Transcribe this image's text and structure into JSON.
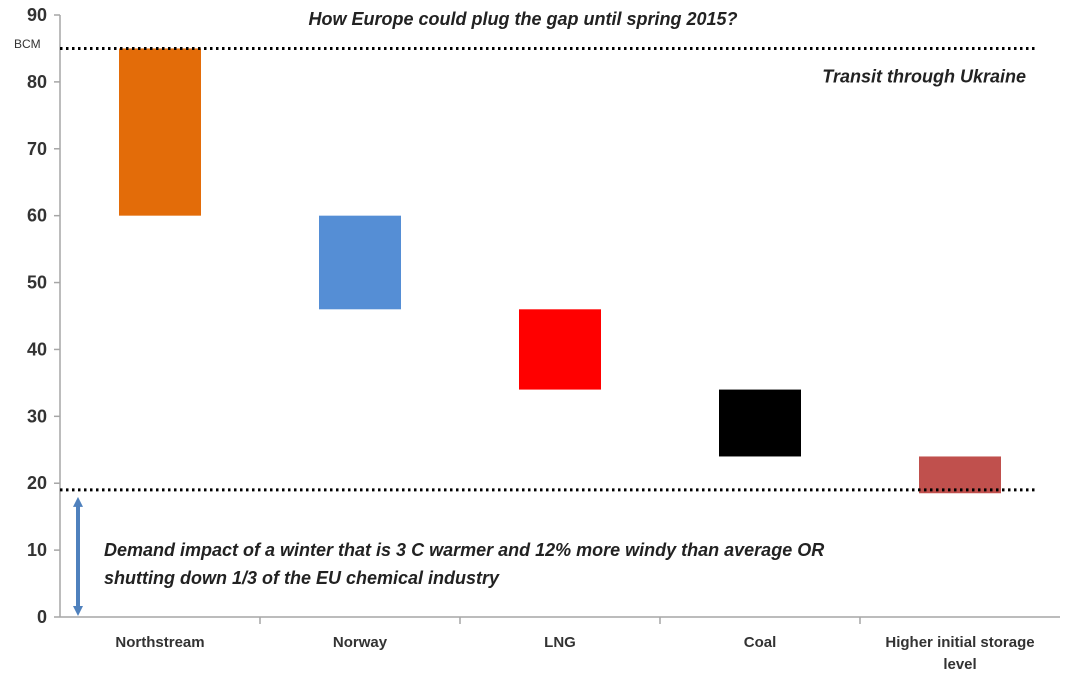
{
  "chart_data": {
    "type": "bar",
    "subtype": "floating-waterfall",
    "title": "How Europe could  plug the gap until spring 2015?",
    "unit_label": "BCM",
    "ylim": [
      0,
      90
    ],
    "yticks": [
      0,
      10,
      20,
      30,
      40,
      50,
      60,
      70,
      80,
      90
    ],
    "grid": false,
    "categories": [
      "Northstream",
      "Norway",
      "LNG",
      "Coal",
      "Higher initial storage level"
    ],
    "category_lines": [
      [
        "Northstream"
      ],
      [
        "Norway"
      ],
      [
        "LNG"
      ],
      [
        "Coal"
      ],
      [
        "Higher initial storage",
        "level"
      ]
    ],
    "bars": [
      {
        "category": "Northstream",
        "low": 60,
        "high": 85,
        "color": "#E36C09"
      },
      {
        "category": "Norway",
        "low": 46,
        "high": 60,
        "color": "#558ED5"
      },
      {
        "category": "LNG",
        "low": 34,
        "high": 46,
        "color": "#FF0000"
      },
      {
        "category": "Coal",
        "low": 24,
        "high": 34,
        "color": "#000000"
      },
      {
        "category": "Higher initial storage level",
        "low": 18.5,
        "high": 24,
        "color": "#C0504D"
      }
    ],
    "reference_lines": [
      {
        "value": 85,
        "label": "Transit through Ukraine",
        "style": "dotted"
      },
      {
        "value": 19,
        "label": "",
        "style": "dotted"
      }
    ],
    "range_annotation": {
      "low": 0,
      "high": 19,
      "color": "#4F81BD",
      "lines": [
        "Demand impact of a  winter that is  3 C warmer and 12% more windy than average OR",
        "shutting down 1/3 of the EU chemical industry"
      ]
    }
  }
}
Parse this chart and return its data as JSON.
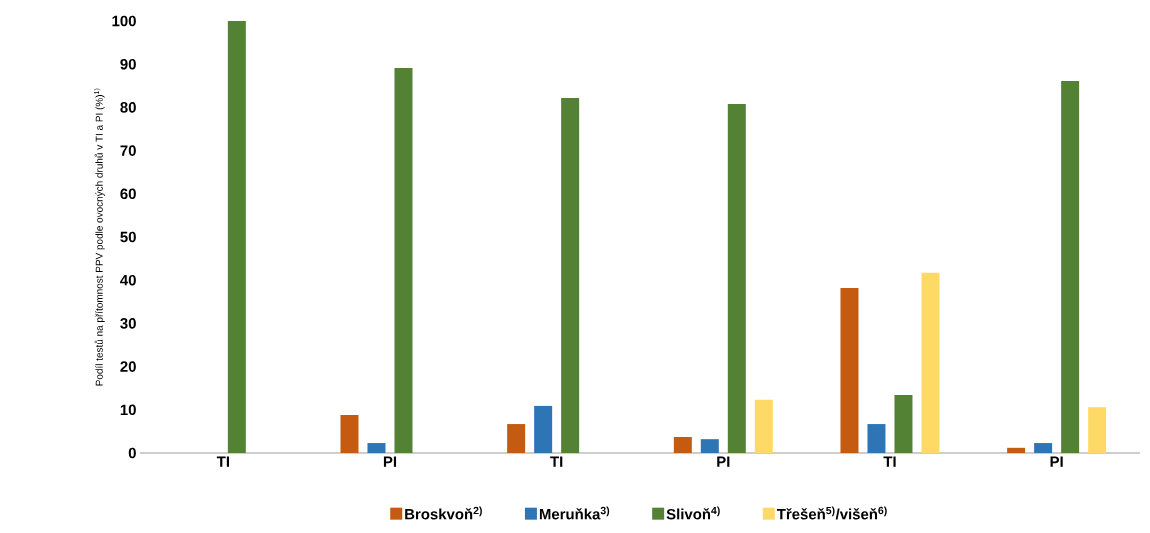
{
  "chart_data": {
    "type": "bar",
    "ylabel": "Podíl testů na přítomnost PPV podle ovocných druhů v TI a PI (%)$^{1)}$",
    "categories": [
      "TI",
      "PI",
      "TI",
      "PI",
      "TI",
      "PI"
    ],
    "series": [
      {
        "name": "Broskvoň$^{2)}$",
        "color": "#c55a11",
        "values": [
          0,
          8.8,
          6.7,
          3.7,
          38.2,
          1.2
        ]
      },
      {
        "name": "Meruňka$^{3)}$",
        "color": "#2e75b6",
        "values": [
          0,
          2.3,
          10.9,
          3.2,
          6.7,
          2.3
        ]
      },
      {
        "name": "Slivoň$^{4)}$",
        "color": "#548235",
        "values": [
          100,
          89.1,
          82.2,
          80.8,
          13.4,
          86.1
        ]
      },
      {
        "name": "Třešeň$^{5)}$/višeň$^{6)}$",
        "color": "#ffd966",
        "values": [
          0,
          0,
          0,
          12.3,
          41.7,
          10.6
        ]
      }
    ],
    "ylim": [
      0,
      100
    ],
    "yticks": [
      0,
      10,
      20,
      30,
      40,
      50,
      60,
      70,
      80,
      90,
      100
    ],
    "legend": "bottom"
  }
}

▬▬▬▬▬▬

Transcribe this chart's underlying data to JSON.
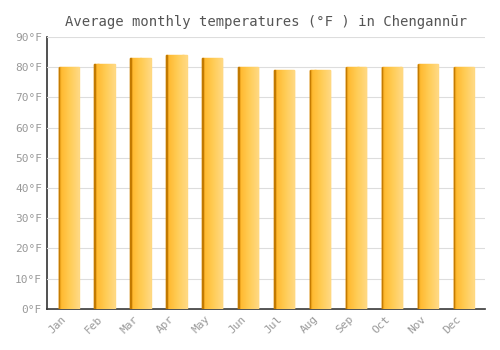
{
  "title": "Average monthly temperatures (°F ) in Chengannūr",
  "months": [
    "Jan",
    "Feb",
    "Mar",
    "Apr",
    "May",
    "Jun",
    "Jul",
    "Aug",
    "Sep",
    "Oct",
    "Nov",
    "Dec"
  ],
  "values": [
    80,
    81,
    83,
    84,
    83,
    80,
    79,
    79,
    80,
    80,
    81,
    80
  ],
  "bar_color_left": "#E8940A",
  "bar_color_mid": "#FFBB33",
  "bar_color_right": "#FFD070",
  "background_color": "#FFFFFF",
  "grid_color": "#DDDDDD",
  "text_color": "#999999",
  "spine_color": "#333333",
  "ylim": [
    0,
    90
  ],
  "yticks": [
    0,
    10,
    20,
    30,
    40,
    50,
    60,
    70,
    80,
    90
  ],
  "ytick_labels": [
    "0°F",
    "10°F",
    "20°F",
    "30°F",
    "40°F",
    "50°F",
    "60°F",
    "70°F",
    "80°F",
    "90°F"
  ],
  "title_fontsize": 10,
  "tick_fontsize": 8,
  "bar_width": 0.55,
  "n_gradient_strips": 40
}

▬▬▬▬▬▬

_Aim of the exercise:_
Extract every line containing the string "initial" from the material.

_Worked answer:_
      "Higher initial storage level"
        "Higher initial storage",
        "category": "Higher initial storage level",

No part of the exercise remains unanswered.